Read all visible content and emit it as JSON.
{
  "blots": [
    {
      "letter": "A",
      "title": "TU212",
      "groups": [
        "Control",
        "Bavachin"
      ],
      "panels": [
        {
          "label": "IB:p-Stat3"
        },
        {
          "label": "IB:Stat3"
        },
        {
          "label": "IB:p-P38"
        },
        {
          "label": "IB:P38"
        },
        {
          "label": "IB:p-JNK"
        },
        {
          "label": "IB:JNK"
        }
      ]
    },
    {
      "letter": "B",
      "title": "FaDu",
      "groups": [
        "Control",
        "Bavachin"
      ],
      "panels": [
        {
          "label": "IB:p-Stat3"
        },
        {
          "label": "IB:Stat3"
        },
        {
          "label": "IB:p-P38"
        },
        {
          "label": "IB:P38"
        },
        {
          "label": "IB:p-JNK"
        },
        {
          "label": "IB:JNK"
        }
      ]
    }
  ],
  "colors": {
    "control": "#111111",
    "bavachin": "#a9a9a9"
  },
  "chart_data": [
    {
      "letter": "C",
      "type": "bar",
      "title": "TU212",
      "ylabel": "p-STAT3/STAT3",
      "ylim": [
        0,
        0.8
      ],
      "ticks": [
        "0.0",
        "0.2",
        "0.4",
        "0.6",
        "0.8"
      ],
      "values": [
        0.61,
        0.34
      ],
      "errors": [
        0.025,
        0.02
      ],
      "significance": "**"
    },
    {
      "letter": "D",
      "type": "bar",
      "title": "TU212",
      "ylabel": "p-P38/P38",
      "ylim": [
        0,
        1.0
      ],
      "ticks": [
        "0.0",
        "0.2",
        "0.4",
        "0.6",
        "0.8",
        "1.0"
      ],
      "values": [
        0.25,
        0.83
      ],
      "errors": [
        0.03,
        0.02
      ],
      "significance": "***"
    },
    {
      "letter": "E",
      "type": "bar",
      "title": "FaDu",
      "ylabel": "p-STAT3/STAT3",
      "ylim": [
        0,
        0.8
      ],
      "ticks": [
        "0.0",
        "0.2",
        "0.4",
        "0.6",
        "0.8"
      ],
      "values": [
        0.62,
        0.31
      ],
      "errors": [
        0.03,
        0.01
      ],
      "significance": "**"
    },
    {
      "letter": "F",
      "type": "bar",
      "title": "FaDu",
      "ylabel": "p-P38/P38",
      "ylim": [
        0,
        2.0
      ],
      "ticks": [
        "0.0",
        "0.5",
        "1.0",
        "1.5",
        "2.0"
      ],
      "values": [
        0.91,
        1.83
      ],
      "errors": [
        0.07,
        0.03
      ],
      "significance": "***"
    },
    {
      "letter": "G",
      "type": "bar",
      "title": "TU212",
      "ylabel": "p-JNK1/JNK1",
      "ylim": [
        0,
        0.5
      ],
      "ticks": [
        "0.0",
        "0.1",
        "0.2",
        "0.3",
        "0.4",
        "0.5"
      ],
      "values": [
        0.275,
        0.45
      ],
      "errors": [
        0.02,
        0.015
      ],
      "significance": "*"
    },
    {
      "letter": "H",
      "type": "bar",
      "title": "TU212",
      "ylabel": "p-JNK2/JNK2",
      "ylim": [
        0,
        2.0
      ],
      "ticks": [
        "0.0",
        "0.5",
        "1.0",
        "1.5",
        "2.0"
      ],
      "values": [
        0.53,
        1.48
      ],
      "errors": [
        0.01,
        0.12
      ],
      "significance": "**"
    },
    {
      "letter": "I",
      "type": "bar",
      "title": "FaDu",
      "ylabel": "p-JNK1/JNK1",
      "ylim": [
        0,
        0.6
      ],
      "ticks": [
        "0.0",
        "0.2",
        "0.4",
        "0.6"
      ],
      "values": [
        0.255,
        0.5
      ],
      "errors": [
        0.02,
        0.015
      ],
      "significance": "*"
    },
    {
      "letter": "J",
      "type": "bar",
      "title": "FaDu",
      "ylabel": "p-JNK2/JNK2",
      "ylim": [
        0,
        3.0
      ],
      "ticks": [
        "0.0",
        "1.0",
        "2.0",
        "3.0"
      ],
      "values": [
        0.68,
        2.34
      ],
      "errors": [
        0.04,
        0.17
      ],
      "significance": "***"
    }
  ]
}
* * *
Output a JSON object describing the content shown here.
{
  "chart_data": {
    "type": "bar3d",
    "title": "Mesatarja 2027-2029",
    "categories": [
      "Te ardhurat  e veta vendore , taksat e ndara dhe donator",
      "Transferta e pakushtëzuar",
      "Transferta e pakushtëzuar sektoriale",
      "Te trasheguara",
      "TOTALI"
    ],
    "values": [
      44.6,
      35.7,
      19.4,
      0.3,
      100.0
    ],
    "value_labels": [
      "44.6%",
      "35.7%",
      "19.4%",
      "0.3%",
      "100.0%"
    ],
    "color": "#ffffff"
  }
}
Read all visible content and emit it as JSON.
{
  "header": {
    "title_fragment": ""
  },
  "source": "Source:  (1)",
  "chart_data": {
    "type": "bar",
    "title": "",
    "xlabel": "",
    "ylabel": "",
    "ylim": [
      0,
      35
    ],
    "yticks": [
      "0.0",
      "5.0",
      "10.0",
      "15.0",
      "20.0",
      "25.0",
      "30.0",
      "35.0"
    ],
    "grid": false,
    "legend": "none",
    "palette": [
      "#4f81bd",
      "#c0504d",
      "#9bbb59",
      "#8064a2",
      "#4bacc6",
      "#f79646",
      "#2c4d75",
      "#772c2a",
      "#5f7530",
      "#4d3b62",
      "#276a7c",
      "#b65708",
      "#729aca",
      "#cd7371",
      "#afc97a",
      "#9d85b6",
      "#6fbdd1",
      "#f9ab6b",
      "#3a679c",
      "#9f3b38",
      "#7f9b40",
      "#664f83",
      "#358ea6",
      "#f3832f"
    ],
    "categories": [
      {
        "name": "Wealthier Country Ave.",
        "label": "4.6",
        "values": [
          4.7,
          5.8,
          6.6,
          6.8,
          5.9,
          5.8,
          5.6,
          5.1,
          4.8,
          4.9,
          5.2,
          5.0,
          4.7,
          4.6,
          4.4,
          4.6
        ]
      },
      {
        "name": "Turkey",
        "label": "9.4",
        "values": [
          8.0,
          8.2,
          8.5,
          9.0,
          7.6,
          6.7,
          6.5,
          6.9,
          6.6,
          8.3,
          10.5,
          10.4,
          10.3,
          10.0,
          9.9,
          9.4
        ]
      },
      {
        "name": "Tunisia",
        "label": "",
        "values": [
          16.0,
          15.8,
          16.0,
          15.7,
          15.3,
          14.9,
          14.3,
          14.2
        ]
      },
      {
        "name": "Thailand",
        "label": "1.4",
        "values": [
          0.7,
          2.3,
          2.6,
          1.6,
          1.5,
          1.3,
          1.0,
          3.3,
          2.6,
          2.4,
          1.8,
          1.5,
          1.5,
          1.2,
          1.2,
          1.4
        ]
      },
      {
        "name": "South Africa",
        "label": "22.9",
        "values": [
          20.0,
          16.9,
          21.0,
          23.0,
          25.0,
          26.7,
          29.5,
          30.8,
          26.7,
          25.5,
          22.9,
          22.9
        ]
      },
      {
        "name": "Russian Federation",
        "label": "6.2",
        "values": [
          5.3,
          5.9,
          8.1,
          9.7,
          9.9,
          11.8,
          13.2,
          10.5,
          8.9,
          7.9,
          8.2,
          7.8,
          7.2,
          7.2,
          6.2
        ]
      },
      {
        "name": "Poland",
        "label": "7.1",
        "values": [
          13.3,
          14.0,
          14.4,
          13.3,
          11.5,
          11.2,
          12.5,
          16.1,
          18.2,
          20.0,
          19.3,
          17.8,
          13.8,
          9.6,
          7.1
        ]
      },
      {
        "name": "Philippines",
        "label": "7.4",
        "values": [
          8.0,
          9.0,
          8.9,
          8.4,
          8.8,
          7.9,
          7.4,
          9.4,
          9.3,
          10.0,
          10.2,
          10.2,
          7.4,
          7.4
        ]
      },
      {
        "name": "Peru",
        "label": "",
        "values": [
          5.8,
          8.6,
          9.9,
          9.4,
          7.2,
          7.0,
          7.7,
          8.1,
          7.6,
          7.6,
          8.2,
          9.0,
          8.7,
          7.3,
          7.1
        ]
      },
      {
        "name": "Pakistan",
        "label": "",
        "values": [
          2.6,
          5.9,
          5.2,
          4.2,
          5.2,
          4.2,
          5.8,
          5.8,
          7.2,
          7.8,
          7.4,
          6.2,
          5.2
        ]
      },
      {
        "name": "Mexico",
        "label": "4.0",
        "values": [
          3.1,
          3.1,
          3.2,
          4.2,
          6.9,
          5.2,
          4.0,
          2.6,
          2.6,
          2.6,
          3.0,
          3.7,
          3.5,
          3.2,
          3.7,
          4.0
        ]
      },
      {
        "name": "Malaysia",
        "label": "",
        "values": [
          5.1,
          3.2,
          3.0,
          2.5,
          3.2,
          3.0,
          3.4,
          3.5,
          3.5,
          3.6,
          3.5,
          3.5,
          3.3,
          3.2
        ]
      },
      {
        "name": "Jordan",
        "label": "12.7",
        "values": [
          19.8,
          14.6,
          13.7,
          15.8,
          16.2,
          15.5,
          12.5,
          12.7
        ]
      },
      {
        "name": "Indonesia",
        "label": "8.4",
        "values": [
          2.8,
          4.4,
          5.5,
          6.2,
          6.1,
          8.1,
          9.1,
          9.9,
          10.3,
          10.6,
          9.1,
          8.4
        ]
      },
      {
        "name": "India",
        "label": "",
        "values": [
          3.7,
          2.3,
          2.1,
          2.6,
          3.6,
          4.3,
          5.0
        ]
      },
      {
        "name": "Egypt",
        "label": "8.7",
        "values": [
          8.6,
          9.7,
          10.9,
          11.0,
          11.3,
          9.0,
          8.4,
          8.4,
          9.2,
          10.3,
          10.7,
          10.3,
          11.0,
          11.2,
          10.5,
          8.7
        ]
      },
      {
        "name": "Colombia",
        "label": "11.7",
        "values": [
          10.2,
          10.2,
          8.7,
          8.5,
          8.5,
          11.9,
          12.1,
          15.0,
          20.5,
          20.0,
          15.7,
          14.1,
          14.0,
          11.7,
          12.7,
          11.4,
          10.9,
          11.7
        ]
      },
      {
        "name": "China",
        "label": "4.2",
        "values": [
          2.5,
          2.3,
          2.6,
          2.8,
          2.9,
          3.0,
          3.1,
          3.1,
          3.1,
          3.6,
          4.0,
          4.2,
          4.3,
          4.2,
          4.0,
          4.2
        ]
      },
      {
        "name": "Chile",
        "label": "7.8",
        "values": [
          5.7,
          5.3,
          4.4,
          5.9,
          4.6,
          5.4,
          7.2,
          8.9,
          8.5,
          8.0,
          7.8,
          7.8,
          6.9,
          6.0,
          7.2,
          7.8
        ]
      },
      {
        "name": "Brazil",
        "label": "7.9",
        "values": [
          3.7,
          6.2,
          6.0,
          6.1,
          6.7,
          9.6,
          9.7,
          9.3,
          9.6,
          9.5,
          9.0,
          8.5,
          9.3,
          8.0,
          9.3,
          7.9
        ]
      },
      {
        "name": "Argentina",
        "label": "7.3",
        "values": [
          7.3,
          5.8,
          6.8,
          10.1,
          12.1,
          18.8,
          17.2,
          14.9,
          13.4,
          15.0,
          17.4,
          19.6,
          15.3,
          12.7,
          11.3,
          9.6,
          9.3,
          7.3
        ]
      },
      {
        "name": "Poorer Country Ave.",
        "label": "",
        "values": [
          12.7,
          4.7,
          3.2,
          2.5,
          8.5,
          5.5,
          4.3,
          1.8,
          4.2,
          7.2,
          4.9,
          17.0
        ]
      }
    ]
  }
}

EXERCISE >> Read the entries and select each line where the word "pakushtëzuar" is found.

RESPONSE BELOW >>
      "Transferta e pakushtëzuar",
      "Transferta e pakushtëzuar sektoriale",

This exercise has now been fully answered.